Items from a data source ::
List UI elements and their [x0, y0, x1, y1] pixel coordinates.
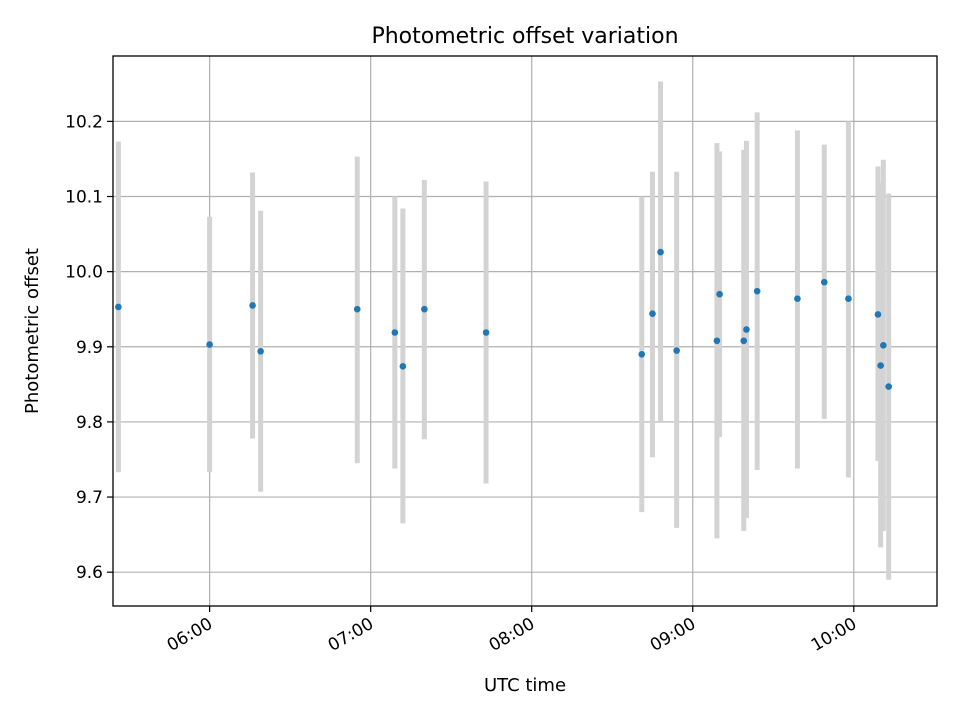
- x-tick-label: 06:00: [164, 614, 216, 656]
- data-point: [716, 290, 723, 298]
- y-tick-label: 9.9: [76, 338, 103, 358]
- data-point: [638, 350, 646, 358]
- data-point: [740, 337, 748, 345]
- y-tick-label: 10.0: [65, 263, 103, 283]
- x-tick-label: 10:00: [808, 614, 860, 656]
- data-point: [353, 305, 361, 313]
- plot-frame: [112, 55, 938, 607]
- data-point: [257, 347, 264, 355]
- x-tick-label: 08:00: [486, 614, 538, 656]
- data-point: [794, 295, 801, 302]
- data-point: [820, 278, 828, 286]
- y-tick-label: 9.8: [76, 413, 103, 433]
- x-axis-label: UTC time: [484, 675, 566, 696]
- data-point: [115, 303, 122, 311]
- data-point: [880, 341, 887, 349]
- data-point: [206, 341, 213, 348]
- tick-layer: 06:00 07:00 08:00 09:00 10:00 9.6 9.7 9.8 9.9 10.…: [65, 112, 860, 655]
- data-point: [482, 329, 490, 336]
- y-tick-label: 10.2: [65, 112, 103, 132]
- y-tick-label: 10.1: [65, 188, 103, 208]
- y-tick-label: 9.6: [76, 563, 103, 583]
- data-point: [885, 383, 892, 390]
- x-tick-label: 09:00: [647, 614, 699, 656]
- data-point: [657, 248, 664, 256]
- data-point: [421, 305, 428, 313]
- data-point: [874, 311, 882, 318]
- x-tick-label: 07:00: [325, 614, 377, 656]
- data-point: [743, 326, 750, 333]
- data-point: [713, 337, 721, 345]
- data-point: [391, 329, 399, 336]
- data-point: [649, 310, 656, 318]
- errorbar-layer: [115, 81, 892, 580]
- data-point: [753, 287, 761, 295]
- chart-title: Photometric offset variation: [371, 24, 678, 49]
- y-tick-label: 9.7: [76, 488, 103, 508]
- grid-layer: [113, 56, 937, 606]
- data-point: [877, 362, 884, 369]
- data-point: [845, 295, 852, 302]
- y-axis-label: Photometric offset: [22, 248, 43, 414]
- data-point: [399, 363, 407, 370]
- point-layer: [115, 248, 892, 390]
- data-point: [673, 347, 680, 354]
- data-point: [249, 302, 256, 309]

GIVEN INSTRUCTION ::
Update the rows above by replacing every "data-point" with "marker" and keeping everything else the same. Leave the pictures out of your answer.

RESPONSE TO THIS TASK ::
List UI elements and their [x0, y0, x1, y1] pixel coordinates.
- x-tick-label: 06:00: [164, 614, 216, 656]
- marker: [716, 290, 723, 298]
- y-tick-label: 9.9: [76, 338, 103, 358]
- marker: [638, 350, 646, 358]
- marker: [740, 337, 748, 345]
- y-tick-label: 10.0: [65, 263, 103, 283]
- x-tick-label: 10:00: [808, 614, 860, 656]
- marker: [353, 305, 361, 313]
- plot-frame: [112, 55, 938, 607]
- marker: [257, 347, 264, 355]
- x-tick-label: 08:00: [486, 614, 538, 656]
- marker: [794, 295, 801, 302]
- marker: [820, 278, 828, 286]
- y-tick-label: 9.8: [76, 413, 103, 433]
- x-axis-label: UTC time: [484, 675, 566, 696]
- marker: [115, 303, 122, 311]
- marker: [880, 341, 887, 349]
- marker: [206, 341, 213, 348]
- tick-layer: 06:00 07:00 08:00 09:00 10:00 9.6 9.7 9.8 9.9 10.…: [65, 112, 860, 655]
- marker: [482, 329, 490, 336]
- y-tick-label: 10.2: [65, 112, 103, 132]
- y-tick-label: 10.1: [65, 188, 103, 208]
- y-tick-label: 9.6: [76, 563, 103, 583]
- marker: [885, 383, 892, 390]
- x-tick-label: 09:00: [647, 614, 699, 656]
- marker: [657, 248, 664, 256]
- marker: [421, 305, 428, 313]
- marker: [874, 311, 882, 318]
- x-tick-label: 07:00: [325, 614, 377, 656]
- marker: [743, 326, 750, 333]
- marker: [713, 337, 721, 345]
- marker: [391, 329, 399, 336]
- marker: [649, 310, 656, 318]
- errorbar-layer: [115, 81, 892, 580]
- marker: [753, 287, 761, 295]
- chart-title: Photometric offset variation: [371, 24, 678, 49]
- y-tick-label: 9.7: [76, 488, 103, 508]
- grid-layer: [113, 56, 937, 606]
- marker: [877, 362, 884, 369]
- marker: [845, 295, 852, 302]
- y-axis-label: Photometric offset: [22, 248, 43, 414]
- marker: [399, 363, 407, 370]
- point-layer: [115, 248, 892, 390]
- marker: [673, 347, 680, 354]
- marker: [249, 302, 256, 309]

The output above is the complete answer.